### Your goal
Copy out every line that contains the word "this".

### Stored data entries

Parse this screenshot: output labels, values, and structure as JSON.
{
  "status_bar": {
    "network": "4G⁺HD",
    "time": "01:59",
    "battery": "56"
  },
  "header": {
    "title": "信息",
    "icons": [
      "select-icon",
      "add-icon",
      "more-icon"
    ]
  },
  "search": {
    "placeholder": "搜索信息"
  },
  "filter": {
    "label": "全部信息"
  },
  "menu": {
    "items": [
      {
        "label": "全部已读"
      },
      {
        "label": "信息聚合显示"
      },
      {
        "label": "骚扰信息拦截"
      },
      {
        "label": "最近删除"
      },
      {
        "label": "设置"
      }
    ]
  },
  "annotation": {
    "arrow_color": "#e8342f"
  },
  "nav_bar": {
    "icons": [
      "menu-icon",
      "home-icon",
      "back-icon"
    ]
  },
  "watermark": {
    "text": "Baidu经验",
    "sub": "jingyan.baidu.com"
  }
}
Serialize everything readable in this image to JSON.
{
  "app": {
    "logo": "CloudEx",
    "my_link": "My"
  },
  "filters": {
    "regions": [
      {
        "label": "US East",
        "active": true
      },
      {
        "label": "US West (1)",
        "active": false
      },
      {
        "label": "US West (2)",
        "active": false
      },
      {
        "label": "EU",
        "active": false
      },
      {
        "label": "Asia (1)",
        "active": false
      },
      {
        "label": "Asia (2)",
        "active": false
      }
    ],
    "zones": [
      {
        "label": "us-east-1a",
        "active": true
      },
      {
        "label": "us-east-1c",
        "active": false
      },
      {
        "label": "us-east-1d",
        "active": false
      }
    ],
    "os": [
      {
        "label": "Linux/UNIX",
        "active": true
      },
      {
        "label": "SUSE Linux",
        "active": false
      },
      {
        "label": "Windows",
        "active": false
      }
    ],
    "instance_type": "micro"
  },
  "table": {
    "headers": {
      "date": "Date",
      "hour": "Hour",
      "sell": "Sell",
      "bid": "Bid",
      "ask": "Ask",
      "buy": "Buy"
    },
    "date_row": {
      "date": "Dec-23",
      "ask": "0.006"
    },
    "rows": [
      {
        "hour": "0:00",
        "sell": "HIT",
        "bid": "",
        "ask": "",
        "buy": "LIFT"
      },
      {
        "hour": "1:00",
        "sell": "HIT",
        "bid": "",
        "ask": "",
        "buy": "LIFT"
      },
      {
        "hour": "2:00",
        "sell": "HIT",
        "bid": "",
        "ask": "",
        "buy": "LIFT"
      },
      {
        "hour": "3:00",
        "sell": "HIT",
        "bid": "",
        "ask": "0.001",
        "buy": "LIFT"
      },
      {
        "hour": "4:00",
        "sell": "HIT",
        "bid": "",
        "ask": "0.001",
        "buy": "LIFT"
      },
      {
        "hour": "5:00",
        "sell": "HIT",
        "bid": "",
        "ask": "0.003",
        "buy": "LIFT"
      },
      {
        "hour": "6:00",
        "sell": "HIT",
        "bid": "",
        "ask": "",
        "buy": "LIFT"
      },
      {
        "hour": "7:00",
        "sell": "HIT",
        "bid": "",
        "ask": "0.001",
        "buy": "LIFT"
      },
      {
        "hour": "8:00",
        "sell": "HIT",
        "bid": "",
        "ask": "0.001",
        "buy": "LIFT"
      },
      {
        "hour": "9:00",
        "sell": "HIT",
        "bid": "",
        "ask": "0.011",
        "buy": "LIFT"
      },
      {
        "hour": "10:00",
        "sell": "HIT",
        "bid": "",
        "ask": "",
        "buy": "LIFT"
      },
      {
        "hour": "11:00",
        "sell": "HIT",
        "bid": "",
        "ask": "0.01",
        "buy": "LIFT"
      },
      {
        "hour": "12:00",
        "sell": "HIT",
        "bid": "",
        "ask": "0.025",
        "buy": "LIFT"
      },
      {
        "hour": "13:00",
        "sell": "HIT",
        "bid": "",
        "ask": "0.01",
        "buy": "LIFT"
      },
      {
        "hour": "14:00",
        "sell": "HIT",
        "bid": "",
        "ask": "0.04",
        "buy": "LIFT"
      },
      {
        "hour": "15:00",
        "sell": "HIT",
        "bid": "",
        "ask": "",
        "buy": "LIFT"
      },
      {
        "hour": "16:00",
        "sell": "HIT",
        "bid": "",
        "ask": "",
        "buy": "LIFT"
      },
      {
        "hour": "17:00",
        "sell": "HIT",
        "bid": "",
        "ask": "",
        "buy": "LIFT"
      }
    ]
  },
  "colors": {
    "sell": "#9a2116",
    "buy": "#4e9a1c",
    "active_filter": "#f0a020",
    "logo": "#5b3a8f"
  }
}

### Reply to the exercise
Parse this screenshot: output labels, values, and structure as JSON.
Serialize everything readable in this image to JSON.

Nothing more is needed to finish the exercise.